> TASK REQUIREMENTS
How many lines hold the string "의료진의"? Give only the number.

> TASK MATERIAL
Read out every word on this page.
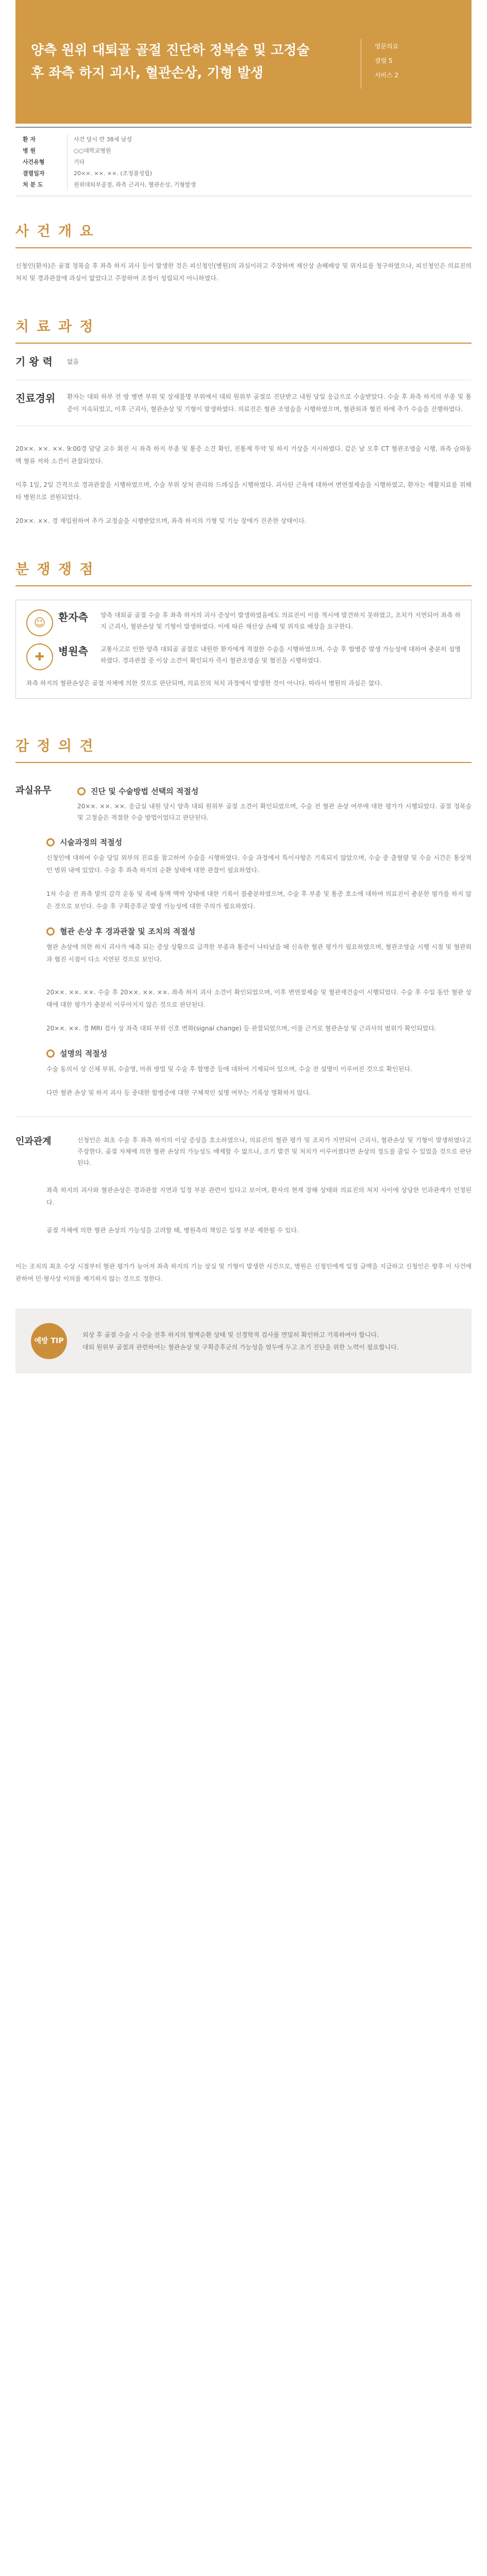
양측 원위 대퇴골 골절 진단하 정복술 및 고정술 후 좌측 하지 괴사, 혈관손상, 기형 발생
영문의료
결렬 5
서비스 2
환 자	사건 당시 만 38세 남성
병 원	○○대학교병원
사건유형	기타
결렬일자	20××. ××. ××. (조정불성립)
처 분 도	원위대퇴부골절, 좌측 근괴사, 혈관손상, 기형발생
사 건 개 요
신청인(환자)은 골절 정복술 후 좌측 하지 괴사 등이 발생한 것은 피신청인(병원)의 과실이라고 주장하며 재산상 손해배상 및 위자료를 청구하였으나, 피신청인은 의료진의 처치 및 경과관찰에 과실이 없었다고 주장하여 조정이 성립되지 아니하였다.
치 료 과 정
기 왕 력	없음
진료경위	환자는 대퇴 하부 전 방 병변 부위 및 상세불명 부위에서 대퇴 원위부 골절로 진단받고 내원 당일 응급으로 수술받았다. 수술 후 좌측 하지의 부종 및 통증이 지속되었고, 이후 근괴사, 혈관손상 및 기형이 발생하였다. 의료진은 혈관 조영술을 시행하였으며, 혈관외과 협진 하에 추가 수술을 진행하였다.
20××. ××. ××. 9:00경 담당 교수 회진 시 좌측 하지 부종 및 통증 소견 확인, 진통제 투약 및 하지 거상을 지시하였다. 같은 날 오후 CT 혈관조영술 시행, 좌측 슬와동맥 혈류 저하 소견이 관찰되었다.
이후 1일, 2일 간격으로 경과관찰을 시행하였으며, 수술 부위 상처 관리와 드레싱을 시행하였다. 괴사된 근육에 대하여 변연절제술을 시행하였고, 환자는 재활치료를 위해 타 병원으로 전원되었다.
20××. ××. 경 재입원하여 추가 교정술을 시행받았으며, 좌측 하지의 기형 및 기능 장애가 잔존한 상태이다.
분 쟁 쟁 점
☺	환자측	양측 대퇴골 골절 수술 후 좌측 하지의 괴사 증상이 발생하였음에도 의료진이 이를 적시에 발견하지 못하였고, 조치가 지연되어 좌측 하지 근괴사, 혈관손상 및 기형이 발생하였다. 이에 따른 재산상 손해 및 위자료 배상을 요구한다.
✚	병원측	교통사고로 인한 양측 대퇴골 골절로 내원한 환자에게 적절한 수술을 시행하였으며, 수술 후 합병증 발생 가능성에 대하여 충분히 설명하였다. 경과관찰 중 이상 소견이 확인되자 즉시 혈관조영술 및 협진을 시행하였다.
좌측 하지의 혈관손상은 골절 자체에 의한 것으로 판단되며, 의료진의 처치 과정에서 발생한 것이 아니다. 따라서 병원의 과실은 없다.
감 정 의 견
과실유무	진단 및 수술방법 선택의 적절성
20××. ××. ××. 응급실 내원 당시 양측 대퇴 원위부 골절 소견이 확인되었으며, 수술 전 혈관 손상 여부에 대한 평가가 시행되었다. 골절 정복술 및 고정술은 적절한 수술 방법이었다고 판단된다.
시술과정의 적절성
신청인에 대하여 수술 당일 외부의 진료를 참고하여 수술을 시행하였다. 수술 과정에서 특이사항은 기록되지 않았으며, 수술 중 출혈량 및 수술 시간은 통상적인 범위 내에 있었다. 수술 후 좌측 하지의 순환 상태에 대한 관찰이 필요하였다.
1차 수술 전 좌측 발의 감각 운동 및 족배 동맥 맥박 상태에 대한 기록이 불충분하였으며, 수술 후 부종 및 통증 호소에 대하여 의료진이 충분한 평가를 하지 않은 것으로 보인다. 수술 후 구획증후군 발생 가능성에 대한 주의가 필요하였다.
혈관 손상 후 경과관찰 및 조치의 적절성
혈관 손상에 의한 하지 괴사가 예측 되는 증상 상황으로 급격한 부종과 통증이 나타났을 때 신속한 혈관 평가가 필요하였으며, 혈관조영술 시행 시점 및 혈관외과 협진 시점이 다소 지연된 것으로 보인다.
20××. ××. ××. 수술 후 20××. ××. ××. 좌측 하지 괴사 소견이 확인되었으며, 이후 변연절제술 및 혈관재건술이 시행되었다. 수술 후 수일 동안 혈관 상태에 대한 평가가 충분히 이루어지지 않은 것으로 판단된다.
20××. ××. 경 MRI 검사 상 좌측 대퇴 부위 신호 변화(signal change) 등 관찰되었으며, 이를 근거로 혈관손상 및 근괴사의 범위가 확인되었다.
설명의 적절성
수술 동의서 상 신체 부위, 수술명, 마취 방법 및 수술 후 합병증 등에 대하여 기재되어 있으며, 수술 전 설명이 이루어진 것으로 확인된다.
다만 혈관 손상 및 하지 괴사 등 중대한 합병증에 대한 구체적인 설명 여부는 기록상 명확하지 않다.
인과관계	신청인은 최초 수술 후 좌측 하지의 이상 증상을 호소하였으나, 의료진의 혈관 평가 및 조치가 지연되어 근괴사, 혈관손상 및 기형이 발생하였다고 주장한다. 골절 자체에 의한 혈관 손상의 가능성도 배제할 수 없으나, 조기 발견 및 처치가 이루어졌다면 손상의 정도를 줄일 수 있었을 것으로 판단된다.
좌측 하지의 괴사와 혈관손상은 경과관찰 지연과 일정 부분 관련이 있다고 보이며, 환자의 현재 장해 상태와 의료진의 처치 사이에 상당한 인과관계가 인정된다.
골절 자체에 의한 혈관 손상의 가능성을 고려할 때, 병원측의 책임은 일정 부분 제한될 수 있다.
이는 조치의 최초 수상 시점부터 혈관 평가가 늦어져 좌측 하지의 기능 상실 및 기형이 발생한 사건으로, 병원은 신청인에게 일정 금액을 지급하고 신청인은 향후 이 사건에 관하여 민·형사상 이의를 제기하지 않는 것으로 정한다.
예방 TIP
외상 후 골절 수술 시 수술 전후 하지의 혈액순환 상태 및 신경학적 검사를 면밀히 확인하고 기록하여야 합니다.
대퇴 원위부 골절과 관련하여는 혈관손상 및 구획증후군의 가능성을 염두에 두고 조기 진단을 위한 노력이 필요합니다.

> WRITTEN ANSWER
4